Below are the entries; state how many of their lines contain the string "تعالى", and nothing more.

**RECORDS FOR PROCESSING**
*-*-*
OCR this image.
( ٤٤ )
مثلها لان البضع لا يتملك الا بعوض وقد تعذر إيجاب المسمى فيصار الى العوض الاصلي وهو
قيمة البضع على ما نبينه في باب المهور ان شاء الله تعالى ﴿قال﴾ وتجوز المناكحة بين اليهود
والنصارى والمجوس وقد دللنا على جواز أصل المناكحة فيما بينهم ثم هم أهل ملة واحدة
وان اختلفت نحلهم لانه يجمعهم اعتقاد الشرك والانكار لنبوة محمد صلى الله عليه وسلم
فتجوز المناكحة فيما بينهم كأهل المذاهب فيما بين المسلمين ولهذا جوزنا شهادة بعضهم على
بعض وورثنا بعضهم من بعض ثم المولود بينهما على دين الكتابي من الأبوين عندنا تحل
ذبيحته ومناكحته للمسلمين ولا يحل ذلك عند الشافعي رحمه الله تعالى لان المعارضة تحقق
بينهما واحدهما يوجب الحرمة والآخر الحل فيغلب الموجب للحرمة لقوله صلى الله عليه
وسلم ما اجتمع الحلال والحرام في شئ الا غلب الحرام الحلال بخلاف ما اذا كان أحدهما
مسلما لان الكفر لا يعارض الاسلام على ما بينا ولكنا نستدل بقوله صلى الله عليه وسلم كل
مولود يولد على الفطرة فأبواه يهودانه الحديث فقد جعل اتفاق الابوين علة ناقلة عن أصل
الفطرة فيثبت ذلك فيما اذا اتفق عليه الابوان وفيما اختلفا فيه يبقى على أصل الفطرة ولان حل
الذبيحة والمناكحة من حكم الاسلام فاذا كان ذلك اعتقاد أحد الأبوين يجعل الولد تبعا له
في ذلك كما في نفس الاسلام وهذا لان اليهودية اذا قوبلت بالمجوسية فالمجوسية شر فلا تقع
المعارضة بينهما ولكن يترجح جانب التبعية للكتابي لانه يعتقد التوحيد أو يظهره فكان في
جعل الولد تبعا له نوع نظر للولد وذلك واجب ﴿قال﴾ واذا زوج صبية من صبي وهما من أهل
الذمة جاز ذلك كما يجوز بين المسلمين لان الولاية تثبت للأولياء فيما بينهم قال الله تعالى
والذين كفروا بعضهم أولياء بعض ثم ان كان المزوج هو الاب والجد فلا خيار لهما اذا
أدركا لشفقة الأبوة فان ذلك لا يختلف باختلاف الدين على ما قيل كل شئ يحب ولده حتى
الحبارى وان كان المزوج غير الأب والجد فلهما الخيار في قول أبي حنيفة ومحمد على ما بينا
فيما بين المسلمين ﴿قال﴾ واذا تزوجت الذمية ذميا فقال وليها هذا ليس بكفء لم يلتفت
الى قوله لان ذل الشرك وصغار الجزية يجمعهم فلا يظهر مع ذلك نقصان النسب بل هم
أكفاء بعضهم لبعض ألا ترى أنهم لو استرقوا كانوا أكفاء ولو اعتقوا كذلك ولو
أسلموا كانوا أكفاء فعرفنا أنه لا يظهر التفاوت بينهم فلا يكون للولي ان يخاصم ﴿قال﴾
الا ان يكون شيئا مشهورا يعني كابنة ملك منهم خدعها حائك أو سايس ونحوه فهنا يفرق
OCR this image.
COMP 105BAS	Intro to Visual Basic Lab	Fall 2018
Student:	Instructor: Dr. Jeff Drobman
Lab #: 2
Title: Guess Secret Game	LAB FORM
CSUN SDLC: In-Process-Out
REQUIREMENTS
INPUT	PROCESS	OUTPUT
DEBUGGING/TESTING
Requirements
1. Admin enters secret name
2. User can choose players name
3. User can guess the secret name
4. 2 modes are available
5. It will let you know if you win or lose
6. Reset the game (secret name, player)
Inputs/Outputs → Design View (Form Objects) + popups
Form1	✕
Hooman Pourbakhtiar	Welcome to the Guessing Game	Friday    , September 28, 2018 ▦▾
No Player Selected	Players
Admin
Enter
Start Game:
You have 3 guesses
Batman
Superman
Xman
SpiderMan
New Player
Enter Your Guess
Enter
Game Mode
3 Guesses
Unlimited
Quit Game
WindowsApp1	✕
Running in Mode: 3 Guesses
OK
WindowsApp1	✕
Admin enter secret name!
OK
*-*-*
**RESULT OF THIS TASK**
3